== Records provided

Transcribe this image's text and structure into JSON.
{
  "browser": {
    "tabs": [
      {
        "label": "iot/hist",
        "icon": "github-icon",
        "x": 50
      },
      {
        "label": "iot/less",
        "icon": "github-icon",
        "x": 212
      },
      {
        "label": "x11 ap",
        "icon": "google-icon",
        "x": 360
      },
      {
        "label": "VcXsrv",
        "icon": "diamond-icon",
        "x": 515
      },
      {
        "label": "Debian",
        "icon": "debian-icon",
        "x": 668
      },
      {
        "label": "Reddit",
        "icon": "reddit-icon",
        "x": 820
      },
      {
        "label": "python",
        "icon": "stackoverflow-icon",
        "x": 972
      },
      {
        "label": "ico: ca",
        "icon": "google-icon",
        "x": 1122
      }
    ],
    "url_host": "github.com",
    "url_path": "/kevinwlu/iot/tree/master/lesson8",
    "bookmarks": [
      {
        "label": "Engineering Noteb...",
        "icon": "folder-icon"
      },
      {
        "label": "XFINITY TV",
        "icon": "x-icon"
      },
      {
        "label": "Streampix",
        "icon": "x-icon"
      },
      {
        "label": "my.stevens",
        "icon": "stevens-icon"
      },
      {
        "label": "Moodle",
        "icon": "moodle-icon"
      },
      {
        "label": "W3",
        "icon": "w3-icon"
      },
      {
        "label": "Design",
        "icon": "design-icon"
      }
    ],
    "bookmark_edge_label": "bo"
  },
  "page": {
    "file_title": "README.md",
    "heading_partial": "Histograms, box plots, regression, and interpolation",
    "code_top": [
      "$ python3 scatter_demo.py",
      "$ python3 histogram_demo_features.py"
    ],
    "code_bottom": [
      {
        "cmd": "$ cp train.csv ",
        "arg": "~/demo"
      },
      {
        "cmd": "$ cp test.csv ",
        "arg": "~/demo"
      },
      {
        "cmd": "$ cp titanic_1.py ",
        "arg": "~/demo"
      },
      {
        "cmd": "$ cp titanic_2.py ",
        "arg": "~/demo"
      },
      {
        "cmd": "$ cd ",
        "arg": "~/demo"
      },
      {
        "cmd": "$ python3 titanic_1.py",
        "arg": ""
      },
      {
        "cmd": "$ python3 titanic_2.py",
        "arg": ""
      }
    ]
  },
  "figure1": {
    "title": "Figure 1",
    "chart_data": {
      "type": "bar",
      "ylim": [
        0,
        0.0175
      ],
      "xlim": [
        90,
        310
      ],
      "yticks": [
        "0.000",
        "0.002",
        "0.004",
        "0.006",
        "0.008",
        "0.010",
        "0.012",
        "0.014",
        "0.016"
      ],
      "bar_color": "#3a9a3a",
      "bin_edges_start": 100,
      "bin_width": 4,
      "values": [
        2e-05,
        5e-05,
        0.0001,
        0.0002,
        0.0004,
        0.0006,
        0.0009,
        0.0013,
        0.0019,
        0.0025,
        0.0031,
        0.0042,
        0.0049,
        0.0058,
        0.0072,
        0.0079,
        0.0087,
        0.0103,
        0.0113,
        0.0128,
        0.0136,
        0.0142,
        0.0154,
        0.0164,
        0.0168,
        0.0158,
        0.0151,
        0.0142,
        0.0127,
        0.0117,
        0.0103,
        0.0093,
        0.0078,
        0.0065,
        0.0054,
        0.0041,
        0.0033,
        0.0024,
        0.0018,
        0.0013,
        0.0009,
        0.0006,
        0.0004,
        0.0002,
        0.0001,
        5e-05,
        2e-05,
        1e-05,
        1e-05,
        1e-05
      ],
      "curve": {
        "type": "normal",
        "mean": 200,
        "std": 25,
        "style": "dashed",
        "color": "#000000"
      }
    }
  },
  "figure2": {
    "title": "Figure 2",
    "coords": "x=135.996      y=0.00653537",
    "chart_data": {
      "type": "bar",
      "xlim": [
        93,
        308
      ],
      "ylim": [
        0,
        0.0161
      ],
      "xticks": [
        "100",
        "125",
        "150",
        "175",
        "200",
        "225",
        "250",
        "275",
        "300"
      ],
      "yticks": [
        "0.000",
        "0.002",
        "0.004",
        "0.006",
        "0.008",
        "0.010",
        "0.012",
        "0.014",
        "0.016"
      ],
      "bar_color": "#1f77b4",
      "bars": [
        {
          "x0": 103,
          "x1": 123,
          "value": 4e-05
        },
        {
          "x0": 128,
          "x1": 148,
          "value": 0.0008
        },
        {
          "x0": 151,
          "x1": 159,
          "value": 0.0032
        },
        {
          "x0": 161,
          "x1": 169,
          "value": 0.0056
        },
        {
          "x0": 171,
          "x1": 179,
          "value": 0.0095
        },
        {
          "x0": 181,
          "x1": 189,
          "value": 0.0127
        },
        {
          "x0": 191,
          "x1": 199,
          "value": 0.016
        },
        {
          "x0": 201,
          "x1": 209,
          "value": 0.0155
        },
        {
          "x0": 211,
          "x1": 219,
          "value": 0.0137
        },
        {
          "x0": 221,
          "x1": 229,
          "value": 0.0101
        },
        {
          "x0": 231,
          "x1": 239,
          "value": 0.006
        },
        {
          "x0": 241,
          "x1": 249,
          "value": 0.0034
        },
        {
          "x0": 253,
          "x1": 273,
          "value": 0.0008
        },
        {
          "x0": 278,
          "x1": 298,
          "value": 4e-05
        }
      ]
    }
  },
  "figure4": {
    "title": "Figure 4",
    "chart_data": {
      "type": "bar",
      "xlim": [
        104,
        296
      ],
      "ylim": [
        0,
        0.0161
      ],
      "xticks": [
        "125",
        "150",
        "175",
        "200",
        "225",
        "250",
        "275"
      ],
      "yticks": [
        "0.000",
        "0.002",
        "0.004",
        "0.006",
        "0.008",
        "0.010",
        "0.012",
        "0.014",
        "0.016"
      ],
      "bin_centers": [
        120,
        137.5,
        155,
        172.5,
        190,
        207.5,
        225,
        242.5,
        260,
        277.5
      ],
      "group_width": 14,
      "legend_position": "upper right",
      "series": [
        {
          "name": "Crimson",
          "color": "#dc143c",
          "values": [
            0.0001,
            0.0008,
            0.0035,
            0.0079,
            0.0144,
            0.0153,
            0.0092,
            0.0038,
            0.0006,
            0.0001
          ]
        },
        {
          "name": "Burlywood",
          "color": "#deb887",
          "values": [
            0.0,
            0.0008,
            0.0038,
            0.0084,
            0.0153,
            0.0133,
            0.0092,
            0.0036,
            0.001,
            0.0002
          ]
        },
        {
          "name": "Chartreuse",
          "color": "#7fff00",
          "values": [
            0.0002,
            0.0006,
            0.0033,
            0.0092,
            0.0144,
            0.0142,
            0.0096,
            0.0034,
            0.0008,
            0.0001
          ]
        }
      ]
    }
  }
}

====

**Set problem**
All of the data shown above must be copied exactly.

**Written solution**
Transcribe this image's text and structure into JSON.
{
  "browser": {
    "tabs": [
      {
        "label": "iot/hist",
        "icon": "github-icon",
        "x": 50
      },
      {
        "label": "iot/less",
        "icon": "github-icon",
        "x": 212
      },
      {
        "label": "x11 ap",
        "icon": "google-icon",
        "x": 360
      },
      {
        "label": "VcXsrv",
        "icon": "diamond-icon",
        "x": 515
      },
      {
        "label": "Debian",
        "icon": "debian-icon",
        "x": 668
      },
      {
        "label": "Reddit",
        "icon": "reddit-icon",
        "x": 820
      },
      {
        "label": "python",
        "icon": "stackoverflow-icon",
        "x": 972
      },
      {
        "label": "ico: ca",
        "icon": "google-icon",
        "x": 1122
      }
    ],
    "url_host": "github.com",
    "url_path": "/kevinwlu/iot/tree/master/lesson8",
    "bookmarks": [
      {
        "label": "Engineering Noteb...",
        "icon": "folder-icon"
      },
      {
        "label": "XFINITY TV",
        "icon": "x-icon"
      },
      {
        "label": "Streampix",
        "icon": "x-icon"
      },
      {
        "label": "my.stevens",
        "icon": "stevens-icon"
      },
      {
        "label": "Moodle",
        "icon": "moodle-icon"
      },
      {
        "label": "W3",
        "icon": "w3-icon"
      },
      {
        "label": "Design",
        "icon": "design-icon"
      }
    ],
    "bookmark_edge_label": "bo"
  },
  "page": {
    "file_title": "README.md",
    "heading_partial": "Histograms, box plots, regression, and interpolation",
    "code_top": [
      "$ python3 scatter_demo.py",
      "$ python3 histogram_demo_features.py"
    ],
    "code_bottom": [
      {
        "cmd": "$ cp train.csv ",
        "arg": "~/demo"
      },
      {
        "cmd": "$ cp test.csv ",
        "arg": "~/demo"
      },
      {
        "cmd": "$ cp titanic_1.py ",
        "arg": "~/demo"
      },
      {
        "cmd": "$ cp titanic_2.py ",
        "arg": "~/demo"
      },
      {
        "cmd": "$ cd ",
        "arg": "~/demo"
      },
      {
        "cmd": "$ python3 titanic_1.py",
        "arg": ""
      },
      {
        "cmd": "$ python3 titanic_2.py",
        "arg": ""
      }
    ]
  },
  "figure1": {
    "title": "Figure 1",
    "chart_data": {
      "type": "bar",
      "ylim": [
        0,
        0.0175
      ],
      "xlim": [
        90,
        310
      ],
      "yticks": [
        "0.000",
        "0.002",
        "0.004",
        "0.006",
        "0.008",
        "0.010",
        "0.012",
        "0.014",
        "0.016"
      ],
      "bar_color": "#3a9a3a",
      "bin_edges_start": 100,
      "bin_width": 4,
      "values": [
        2e-05,
        5e-05,
        0.0001,
        0.0002,
        0.0004,
        0.0006,
        0.0009,
        0.0013,
        0.0019,
        0.0025,
        0.0031,
        0.0042,
        0.0049,
        0.0058,
        0.0072,
        0.0079,
        0.0087,
        0.0103,
        0.0113,
        0.0128,
        0.0136,
        0.0142,
        0.0154,
        0.0164,
        0.0168,
        0.0158,
        0.0151,
        0.0142,
        0.0127,
        0.0117,
        0.0103,
        0.0093,
        0.0078,
        0.0065,
        0.0054,
        0.0041,
        0.0033,
        0.0024,
        0.0018,
        0.0013,
        0.0009,
        0.0006,
        0.0004,
        0.0002,
        0.0001,
        5e-05,
        2e-05,
        1e-05,
        1e-05,
        1e-05
      ],
      "curve": {
        "type": "normal",
        "mean": 200,
        "std": 25,
        "style": "dashed",
        "color": "#000000"
      }
    }
  },
  "figure2": {
    "title": "Figure 2",
    "coords": "x=135.996      y=0.00653537",
    "chart_data": {
      "type": "bar",
      "xlim": [
        93,
        308
      ],
      "ylim": [
        0,
        0.0161
      ],
      "xticks": [
        "100",
        "125",
        "150",
        "175",
        "200",
        "225",
        "250",
        "275",
        "300"
      ],
      "yticks": [
        "0.000",
        "0.002",
        "0.004",
        "0.006",
        "0.008",
        "0.010",
        "0.012",
        "0.014",
        "0.016"
      ],
      "bar_color": "#1f77b4",
      "bars": [
        {
          "x0": 103,
          "x1": 123,
          "value": 4e-05
        },
        {
          "x0": 128,
          "x1": 148,
          "value": 0.0008
        },
        {
          "x0": 151,
          "x1": 159,
          "value": 0.0032
        },
        {
          "x0": 161,
          "x1": 169,
          "value": 0.0056
        },
        {
          "x0": 171,
          "x1": 179,
          "value": 0.0095
        },
        {
          "x0": 181,
          "x1": 189,
          "value": 0.0127
        },
        {
          "x0": 191,
          "x1": 199,
          "value": 0.016
        },
        {
          "x0": 201,
          "x1": 209,
          "value": 0.0155
        },
        {
          "x0": 211,
          "x1": 219,
          "value": 0.0137
        },
        {
          "x0": 221,
          "x1": 229,
          "value": 0.0101
        },
        {
          "x0": 231,
          "x1": 239,
          "value": 0.006
        },
        {
          "x0": 241,
          "x1": 249,
          "value": 0.0034
        },
        {
          "x0": 253,
          "x1": 273,
          "value": 0.0008
        },
        {
          "x0": 278,
          "x1": 298,
          "value": 4e-05
        }
      ]
    }
  },
  "figure4": {
    "title": "Figure 4",
    "chart_data": {
      "type": "bar",
      "xlim": [
        104,
        296
      ],
      "ylim": [
        0,
        0.0161
      ],
      "xticks": [
        "125",
        "150",
        "175",
        "200",
        "225",
        "250",
        "275"
      ],
      "yticks": [
        "0.000",
        "0.002",
        "0.004",
        "0.006",
        "0.008",
        "0.010",
        "0.012",
        "0.014",
        "0.016"
      ],
      "bin_centers": [
        120,
        137.5,
        155,
        172.5,
        190,
        207.5,
        225,
        242.5,
        260,
        277.5
      ],
      "group_width": 14,
      "legend_position": "upper right",
      "series": [
        {
          "name": "Crimson",
          "color": "#dc143c",
          "values": [
            0.0001,
            0.0008,
            0.0035,
            0.0079,
            0.0144,
            0.0153,
            0.0092,
            0.0038,
            0.0006,
            0.0001
          ]
        },
        {
          "name": "Burlywood",
          "color": "#deb887",
          "values": [
            0.0,
            0.0008,
            0.0038,
            0.0084,
            0.0153,
            0.0133,
            0.0092,
            0.0036,
            0.001,
            0.0002
          ]
        },
        {
          "name": "Chartreuse",
          "color": "#7fff00",
          "values": [
            0.0002,
            0.0006,
            0.0033,
            0.0092,
            0.0144,
            0.0142,
            0.0096,
            0.0034,
            0.0008,
            0.0001
          ]
        }
      ]
    }
  }
}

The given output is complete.